Transcribe the whole listing without a single picture.

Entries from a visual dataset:
++++++++

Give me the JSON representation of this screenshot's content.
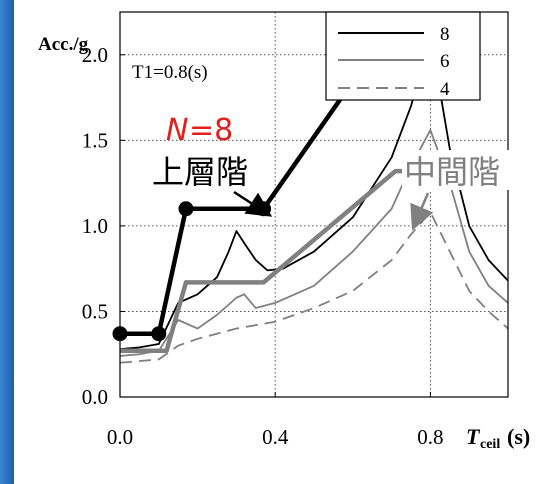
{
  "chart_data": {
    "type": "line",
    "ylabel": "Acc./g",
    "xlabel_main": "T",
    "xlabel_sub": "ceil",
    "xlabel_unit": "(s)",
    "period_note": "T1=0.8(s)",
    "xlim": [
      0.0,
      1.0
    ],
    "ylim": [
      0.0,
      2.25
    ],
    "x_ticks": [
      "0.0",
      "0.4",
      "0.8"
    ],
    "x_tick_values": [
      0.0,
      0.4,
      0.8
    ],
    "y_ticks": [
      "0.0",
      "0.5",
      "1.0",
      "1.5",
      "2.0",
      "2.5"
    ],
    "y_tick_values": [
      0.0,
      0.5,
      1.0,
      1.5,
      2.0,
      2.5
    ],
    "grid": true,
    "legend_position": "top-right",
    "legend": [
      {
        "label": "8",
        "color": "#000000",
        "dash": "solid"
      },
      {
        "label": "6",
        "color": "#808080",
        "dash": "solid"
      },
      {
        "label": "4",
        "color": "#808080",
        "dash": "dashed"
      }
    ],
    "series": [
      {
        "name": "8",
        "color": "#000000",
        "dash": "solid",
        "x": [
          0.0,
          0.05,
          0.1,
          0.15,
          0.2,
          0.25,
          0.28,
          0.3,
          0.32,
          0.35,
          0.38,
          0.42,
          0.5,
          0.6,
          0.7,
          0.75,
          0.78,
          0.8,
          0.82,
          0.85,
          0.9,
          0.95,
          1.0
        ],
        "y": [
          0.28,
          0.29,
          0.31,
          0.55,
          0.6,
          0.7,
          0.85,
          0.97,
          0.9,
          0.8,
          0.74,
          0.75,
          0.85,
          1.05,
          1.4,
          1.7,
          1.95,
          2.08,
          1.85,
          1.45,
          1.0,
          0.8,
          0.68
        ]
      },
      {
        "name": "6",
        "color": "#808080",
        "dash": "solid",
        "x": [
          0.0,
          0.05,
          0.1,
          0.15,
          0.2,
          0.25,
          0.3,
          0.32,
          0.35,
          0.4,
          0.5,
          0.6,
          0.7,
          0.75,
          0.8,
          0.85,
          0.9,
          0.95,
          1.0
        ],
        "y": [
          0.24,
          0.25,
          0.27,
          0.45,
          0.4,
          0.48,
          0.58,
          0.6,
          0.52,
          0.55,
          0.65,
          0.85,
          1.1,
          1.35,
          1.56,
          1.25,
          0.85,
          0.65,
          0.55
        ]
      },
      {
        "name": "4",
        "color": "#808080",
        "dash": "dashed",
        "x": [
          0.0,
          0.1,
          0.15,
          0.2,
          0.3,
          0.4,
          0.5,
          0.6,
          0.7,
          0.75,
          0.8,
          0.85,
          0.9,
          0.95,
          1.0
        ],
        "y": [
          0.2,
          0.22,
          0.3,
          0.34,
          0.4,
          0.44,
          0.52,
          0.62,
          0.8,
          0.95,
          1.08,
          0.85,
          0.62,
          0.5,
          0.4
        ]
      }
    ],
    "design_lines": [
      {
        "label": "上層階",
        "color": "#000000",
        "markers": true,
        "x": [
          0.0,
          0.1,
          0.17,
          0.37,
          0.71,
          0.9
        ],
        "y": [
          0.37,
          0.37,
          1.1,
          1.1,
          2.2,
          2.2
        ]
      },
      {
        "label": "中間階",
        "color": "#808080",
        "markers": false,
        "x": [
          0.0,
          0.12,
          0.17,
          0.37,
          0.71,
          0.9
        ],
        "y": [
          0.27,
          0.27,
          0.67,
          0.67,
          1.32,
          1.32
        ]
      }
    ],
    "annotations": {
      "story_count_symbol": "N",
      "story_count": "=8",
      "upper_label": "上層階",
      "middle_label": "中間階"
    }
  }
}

++++++++

* _Answer below_
Give me the JSON representation of this screenshot's content.
{
  "chart_data": {
    "type": "line",
    "ylabel": "Acc./g",
    "xlabel_main": "T",
    "xlabel_sub": "ceil",
    "xlabel_unit": "(s)",
    "period_note": "T1=0.8(s)",
    "xlim": [
      0.0,
      1.0
    ],
    "ylim": [
      0.0,
      2.25
    ],
    "x_ticks": [
      "0.0",
      "0.4",
      "0.8"
    ],
    "x_tick_values": [
      0.0,
      0.4,
      0.8
    ],
    "y_ticks": [
      "0.0",
      "0.5",
      "1.0",
      "1.5",
      "2.0",
      "2.5"
    ],
    "y_tick_values": [
      0.0,
      0.5,
      1.0,
      1.5,
      2.0,
      2.5
    ],
    "grid": true,
    "legend_position": "top-right",
    "legend": [
      {
        "label": "8",
        "color": "#000000",
        "dash": "solid"
      },
      {
        "label": "6",
        "color": "#808080",
        "dash": "solid"
      },
      {
        "label": "4",
        "color": "#808080",
        "dash": "dashed"
      }
    ],
    "series": [
      {
        "name": "8",
        "color": "#000000",
        "dash": "solid",
        "x": [
          0.0,
          0.05,
          0.1,
          0.15,
          0.2,
          0.25,
          0.28,
          0.3,
          0.32,
          0.35,
          0.38,
          0.42,
          0.5,
          0.6,
          0.7,
          0.75,
          0.78,
          0.8,
          0.82,
          0.85,
          0.9,
          0.95,
          1.0
        ],
        "y": [
          0.28,
          0.29,
          0.31,
          0.55,
          0.6,
          0.7,
          0.85,
          0.97,
          0.9,
          0.8,
          0.74,
          0.75,
          0.85,
          1.05,
          1.4,
          1.7,
          1.95,
          2.08,
          1.85,
          1.45,
          1.0,
          0.8,
          0.68
        ]
      },
      {
        "name": "6",
        "color": "#808080",
        "dash": "solid",
        "x": [
          0.0,
          0.05,
          0.1,
          0.15,
          0.2,
          0.25,
          0.3,
          0.32,
          0.35,
          0.4,
          0.5,
          0.6,
          0.7,
          0.75,
          0.8,
          0.85,
          0.9,
          0.95,
          1.0
        ],
        "y": [
          0.24,
          0.25,
          0.27,
          0.45,
          0.4,
          0.48,
          0.58,
          0.6,
          0.52,
          0.55,
          0.65,
          0.85,
          1.1,
          1.35,
          1.56,
          1.25,
          0.85,
          0.65,
          0.55
        ]
      },
      {
        "name": "4",
        "color": "#808080",
        "dash": "dashed",
        "x": [
          0.0,
          0.1,
          0.15,
          0.2,
          0.3,
          0.4,
          0.5,
          0.6,
          0.7,
          0.75,
          0.8,
          0.85,
          0.9,
          0.95,
          1.0
        ],
        "y": [
          0.2,
          0.22,
          0.3,
          0.34,
          0.4,
          0.44,
          0.52,
          0.62,
          0.8,
          0.95,
          1.08,
          0.85,
          0.62,
          0.5,
          0.4
        ]
      }
    ],
    "design_lines": [
      {
        "label": "上層階",
        "color": "#000000",
        "markers": true,
        "x": [
          0.0,
          0.1,
          0.17,
          0.37,
          0.71,
          0.9
        ],
        "y": [
          0.37,
          0.37,
          1.1,
          1.1,
          2.2,
          2.2
        ]
      },
      {
        "label": "中間階",
        "color": "#808080",
        "markers": false,
        "x": [
          0.0,
          0.12,
          0.17,
          0.37,
          0.71,
          0.9
        ],
        "y": [
          0.27,
          0.27,
          0.67,
          0.67,
          1.32,
          1.32
        ]
      }
    ],
    "annotations": {
      "story_count_symbol": "N",
      "story_count": "=8",
      "upper_label": "上層階",
      "middle_label": "中間階"
    }
  }
}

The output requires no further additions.